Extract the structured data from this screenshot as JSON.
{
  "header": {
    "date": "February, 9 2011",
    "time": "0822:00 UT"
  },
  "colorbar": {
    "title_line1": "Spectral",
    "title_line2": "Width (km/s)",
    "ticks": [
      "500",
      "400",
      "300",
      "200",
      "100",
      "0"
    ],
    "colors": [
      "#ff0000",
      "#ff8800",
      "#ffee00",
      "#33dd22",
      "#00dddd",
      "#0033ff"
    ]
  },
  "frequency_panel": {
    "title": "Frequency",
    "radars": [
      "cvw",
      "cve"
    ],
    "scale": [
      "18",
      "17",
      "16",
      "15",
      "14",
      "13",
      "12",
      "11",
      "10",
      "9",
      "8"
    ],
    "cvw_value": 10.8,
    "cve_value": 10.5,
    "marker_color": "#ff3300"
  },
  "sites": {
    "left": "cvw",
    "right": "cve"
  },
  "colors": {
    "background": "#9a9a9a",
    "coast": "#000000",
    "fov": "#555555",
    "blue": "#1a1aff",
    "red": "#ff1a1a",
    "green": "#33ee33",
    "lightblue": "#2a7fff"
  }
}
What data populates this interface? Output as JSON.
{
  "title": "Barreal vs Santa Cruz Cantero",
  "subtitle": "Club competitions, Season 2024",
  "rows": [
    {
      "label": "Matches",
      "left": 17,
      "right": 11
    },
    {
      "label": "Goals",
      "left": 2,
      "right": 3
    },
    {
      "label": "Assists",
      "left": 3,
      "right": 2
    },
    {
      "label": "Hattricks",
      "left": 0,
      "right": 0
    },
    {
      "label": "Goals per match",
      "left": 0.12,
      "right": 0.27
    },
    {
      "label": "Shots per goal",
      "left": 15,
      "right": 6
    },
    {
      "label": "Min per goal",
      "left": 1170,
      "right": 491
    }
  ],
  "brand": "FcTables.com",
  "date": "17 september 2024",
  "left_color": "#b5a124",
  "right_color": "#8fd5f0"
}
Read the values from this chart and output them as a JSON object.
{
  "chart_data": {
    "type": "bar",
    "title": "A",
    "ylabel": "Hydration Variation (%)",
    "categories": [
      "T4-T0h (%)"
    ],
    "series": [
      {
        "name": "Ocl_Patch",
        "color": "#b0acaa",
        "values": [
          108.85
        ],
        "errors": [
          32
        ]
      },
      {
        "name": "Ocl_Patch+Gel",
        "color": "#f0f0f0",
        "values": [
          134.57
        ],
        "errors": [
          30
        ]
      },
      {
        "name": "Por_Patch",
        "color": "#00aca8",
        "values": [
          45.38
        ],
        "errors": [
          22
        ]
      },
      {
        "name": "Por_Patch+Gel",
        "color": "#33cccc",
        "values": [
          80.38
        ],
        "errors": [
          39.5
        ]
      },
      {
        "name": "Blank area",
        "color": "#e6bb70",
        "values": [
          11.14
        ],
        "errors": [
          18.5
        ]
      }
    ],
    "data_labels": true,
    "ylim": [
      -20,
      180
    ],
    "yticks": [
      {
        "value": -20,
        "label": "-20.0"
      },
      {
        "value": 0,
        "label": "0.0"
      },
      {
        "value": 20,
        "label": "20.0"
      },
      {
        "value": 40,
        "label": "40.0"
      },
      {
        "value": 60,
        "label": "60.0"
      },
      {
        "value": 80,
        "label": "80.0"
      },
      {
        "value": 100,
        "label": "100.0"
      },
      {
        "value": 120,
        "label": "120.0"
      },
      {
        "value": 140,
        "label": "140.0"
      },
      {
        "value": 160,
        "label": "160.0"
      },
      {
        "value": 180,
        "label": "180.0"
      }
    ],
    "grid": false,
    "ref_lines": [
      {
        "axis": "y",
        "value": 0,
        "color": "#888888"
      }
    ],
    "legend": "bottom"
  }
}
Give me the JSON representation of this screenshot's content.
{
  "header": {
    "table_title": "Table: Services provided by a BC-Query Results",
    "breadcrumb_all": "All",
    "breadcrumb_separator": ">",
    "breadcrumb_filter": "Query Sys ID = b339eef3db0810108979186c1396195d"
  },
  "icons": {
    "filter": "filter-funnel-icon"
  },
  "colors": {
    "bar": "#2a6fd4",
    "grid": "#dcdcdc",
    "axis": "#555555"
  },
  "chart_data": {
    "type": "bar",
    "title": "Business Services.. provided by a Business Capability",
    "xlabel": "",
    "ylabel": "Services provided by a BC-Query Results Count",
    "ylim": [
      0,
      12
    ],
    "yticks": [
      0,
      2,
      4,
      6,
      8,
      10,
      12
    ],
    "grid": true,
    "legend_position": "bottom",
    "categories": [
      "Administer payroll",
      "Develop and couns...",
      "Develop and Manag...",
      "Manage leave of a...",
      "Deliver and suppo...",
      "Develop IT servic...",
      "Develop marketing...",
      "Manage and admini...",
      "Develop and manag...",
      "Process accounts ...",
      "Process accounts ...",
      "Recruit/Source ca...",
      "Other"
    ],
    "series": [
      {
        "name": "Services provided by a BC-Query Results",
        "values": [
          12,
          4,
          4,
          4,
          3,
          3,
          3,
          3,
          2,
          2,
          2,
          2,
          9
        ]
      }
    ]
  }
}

- - -

Choose all lines containing the string "Results" and copy them out.

    "table_title": "Table: Services provided by a BC-Query Results",
    "ylabel": "Services provided by a BC-Query Results Count",
        "name": "Services provided by a BC-Query Results",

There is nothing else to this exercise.